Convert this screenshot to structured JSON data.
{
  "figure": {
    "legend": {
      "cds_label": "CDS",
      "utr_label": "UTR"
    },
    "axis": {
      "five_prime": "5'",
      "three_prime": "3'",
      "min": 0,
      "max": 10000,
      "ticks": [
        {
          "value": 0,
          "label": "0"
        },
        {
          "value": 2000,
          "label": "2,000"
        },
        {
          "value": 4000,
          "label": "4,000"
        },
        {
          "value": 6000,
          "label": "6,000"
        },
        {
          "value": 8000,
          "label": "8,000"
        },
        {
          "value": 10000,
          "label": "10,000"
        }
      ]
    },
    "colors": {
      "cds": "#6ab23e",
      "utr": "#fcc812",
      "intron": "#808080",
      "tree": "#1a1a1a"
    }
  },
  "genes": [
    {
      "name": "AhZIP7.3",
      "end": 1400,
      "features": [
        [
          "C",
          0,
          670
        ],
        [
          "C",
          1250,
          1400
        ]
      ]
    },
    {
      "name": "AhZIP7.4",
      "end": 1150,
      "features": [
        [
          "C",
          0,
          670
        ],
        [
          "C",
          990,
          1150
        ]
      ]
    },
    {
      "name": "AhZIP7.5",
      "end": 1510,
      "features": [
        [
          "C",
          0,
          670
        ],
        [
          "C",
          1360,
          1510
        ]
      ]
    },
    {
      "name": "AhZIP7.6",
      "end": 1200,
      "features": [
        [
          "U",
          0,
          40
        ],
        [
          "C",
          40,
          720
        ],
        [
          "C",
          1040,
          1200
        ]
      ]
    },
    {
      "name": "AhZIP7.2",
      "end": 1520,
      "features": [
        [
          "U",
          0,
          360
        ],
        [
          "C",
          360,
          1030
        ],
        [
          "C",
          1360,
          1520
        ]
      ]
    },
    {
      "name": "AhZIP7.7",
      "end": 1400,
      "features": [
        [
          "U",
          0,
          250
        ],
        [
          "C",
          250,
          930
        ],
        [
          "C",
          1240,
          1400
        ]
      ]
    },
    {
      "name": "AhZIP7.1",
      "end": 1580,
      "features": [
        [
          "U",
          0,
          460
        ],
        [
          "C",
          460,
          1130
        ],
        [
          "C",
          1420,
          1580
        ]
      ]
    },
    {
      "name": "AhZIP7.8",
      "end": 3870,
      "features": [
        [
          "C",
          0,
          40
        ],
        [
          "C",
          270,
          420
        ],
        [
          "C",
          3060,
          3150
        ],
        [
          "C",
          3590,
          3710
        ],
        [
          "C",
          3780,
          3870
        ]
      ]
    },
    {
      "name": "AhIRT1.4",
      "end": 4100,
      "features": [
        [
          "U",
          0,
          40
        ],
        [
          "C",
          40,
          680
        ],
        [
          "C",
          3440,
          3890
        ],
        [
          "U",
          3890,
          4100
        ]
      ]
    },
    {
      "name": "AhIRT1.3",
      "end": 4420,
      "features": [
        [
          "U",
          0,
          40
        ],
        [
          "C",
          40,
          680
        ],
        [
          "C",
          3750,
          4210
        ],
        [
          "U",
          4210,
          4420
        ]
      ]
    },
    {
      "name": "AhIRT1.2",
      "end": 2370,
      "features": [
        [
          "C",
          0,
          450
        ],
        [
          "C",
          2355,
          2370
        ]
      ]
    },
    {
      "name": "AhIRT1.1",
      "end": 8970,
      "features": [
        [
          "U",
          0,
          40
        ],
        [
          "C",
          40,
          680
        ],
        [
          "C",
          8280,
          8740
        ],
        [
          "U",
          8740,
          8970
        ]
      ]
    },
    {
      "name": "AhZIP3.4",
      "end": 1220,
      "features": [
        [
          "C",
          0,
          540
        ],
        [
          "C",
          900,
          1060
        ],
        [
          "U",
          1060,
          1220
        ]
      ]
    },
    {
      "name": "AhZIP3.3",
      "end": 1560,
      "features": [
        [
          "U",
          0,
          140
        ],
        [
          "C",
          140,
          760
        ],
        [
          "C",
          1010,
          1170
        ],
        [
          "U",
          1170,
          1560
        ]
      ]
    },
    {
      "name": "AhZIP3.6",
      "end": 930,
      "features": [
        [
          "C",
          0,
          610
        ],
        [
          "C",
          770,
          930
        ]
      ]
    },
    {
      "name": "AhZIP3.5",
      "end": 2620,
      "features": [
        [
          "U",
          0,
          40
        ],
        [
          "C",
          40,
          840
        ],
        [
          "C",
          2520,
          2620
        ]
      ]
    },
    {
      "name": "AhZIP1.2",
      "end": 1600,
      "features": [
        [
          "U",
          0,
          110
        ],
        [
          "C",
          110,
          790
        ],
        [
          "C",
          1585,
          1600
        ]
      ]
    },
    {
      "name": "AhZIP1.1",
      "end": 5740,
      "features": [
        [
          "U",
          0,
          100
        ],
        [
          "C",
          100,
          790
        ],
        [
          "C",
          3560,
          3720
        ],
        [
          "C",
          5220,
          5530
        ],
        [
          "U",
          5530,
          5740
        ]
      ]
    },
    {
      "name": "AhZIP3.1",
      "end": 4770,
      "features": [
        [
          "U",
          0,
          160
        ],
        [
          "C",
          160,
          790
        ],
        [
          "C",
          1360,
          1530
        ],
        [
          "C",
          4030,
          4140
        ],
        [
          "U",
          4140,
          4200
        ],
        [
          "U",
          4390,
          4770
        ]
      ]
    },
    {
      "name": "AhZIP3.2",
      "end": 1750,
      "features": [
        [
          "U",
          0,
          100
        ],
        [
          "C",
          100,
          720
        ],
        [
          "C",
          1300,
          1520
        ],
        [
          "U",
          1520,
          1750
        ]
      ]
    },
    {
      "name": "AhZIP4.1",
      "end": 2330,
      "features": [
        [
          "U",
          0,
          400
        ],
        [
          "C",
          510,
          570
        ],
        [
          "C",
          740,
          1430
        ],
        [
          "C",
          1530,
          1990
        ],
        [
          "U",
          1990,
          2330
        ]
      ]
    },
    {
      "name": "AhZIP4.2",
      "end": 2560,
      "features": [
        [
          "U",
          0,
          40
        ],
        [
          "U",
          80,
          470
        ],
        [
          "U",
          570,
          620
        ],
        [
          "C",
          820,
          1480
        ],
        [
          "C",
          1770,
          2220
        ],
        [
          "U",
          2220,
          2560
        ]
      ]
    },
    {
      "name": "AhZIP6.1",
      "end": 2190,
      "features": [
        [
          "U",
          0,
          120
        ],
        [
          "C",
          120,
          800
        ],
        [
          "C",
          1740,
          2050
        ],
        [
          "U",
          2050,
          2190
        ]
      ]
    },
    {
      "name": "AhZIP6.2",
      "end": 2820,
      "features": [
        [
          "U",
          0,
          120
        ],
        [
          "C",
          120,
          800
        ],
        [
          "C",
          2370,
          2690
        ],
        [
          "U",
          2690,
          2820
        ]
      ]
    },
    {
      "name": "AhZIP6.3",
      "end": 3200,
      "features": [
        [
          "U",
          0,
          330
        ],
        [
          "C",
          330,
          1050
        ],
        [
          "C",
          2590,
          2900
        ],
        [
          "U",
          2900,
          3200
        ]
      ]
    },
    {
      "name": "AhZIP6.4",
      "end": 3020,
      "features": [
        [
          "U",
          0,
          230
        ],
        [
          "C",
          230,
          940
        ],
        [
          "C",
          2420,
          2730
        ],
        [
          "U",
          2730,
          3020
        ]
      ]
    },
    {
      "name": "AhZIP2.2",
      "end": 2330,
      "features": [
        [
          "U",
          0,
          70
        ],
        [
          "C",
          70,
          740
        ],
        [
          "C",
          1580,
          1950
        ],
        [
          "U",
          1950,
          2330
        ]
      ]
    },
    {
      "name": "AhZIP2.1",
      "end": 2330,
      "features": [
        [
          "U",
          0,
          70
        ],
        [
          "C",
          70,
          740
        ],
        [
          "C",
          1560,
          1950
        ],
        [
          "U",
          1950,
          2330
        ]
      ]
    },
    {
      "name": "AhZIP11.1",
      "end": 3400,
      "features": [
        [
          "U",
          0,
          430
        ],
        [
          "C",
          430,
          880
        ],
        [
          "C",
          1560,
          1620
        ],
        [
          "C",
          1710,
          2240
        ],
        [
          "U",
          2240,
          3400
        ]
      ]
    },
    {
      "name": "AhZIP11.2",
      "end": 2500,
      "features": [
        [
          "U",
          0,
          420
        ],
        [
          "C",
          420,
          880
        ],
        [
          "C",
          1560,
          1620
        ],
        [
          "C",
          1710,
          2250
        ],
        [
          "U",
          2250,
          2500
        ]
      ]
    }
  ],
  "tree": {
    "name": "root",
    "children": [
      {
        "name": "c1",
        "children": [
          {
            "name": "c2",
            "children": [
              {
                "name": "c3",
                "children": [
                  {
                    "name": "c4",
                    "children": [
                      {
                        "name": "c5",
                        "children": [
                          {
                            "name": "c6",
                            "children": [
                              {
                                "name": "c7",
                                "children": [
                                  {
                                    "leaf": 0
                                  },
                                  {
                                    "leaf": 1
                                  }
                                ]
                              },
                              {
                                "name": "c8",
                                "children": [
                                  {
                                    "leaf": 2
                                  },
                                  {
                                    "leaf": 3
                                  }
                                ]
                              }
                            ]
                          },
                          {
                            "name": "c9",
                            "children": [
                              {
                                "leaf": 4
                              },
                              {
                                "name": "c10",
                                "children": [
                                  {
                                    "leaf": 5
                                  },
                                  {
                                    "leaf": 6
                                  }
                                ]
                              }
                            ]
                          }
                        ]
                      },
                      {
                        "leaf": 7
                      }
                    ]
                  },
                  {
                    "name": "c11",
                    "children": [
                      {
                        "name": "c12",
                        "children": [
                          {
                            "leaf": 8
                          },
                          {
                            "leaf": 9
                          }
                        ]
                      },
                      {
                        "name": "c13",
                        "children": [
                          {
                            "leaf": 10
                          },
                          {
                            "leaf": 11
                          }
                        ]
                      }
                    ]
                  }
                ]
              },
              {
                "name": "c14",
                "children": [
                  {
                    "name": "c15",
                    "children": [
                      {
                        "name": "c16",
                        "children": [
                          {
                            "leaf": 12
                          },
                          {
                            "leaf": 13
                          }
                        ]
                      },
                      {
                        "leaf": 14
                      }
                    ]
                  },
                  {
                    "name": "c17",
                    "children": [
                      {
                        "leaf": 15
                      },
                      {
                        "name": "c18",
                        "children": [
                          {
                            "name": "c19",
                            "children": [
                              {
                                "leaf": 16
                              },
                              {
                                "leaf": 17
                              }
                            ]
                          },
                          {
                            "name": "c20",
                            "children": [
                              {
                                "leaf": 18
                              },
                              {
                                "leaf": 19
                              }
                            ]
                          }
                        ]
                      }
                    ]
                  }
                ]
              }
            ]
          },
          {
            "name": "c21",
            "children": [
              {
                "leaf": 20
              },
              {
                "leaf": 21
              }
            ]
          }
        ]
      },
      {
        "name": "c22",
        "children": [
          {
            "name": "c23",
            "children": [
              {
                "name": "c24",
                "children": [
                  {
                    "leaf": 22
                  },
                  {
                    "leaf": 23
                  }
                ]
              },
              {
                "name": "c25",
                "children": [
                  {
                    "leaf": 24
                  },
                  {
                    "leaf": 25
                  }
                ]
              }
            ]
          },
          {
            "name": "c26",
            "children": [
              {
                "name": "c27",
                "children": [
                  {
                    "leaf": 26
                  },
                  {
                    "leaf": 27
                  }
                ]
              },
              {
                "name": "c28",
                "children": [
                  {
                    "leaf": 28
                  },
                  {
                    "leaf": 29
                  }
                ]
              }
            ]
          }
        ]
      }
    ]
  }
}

────────

Your instructions
How many lines in the records above hold the word "value"? Give only the number.

Response to the exercise
6